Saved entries
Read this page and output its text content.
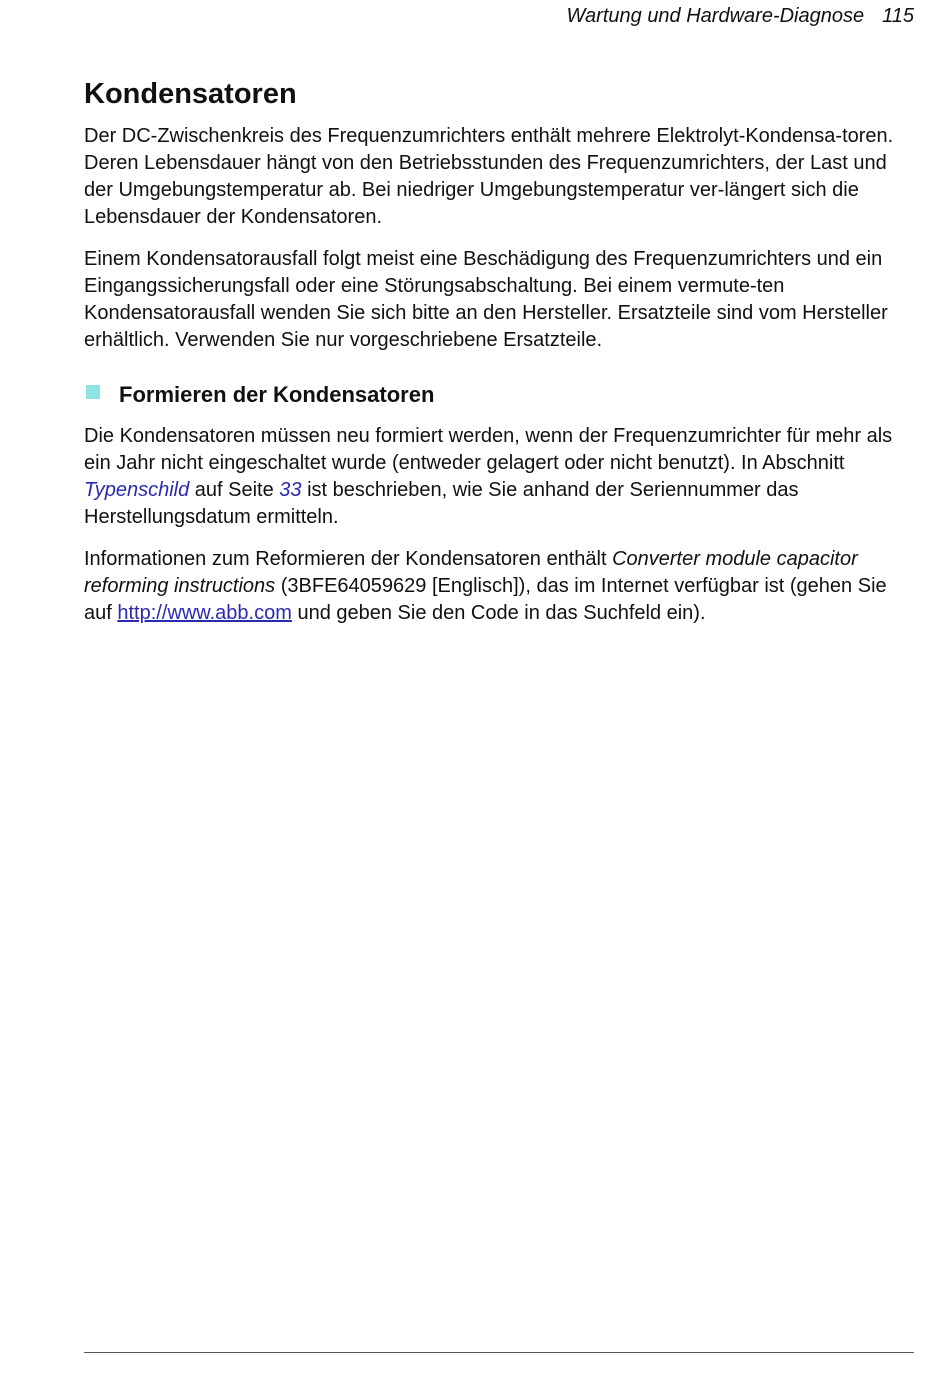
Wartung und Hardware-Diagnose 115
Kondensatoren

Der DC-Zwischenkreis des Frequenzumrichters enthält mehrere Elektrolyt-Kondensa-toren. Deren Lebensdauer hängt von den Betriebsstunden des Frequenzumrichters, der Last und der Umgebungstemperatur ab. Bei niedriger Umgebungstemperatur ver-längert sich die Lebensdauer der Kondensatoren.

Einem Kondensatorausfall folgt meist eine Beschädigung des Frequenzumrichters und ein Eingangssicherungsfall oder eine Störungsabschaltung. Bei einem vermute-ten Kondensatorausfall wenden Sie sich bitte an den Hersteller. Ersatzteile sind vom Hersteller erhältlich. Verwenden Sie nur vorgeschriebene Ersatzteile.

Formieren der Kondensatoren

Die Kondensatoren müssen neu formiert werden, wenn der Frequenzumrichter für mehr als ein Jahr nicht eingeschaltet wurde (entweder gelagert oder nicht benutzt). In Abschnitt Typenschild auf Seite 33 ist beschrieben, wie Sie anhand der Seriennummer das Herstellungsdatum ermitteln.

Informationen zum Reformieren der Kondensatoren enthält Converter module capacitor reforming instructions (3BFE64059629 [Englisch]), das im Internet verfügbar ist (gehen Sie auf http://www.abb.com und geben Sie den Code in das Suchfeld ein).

---

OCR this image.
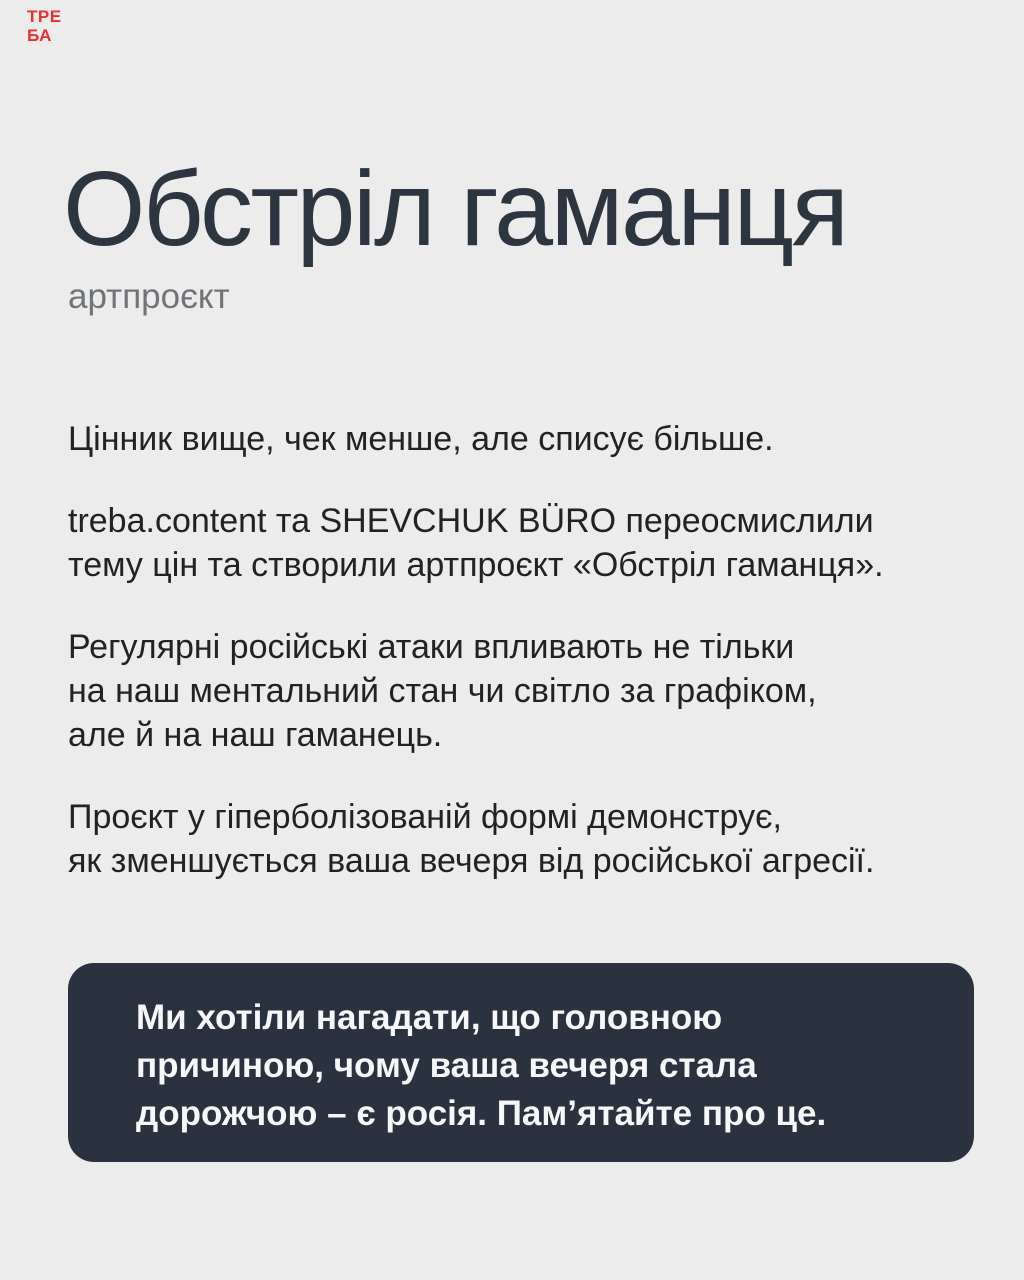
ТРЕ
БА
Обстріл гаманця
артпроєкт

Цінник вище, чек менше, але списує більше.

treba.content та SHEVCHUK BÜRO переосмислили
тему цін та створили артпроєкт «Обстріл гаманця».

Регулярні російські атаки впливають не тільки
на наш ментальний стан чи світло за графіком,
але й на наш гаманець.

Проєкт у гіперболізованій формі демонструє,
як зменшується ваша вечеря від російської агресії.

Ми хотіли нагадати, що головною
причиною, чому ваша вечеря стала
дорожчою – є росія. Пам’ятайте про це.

Exercise requirements:
Identify and extract each line of the listing that contains "sich".

Written reply:
Der DC-Zwischenkreis des Frequenzumrichters enthält mehrere Elektrolyt-Kondensa-toren. Deren Lebensdauer hängt von den Betriebsstunden des Frequenzumrichters, der Last und der Umgebungstemperatur ab. Bei niedriger Umgebungstemperatur ver-längert sich die Lebensdauer der Kondensatoren.
Einem Kondensatorausfall folgt meist eine Beschädigung des Frequenzumrichters und ein Eingangssicherungsfall oder eine Störungsabschaltung. Bei einem vermute-ten Kondensatorausfall wenden Sie sich bitte an den Hersteller. Ersatzteile sind vom Hersteller erhältlich. Verwenden Sie nur vorgeschriebene Ersatzteile.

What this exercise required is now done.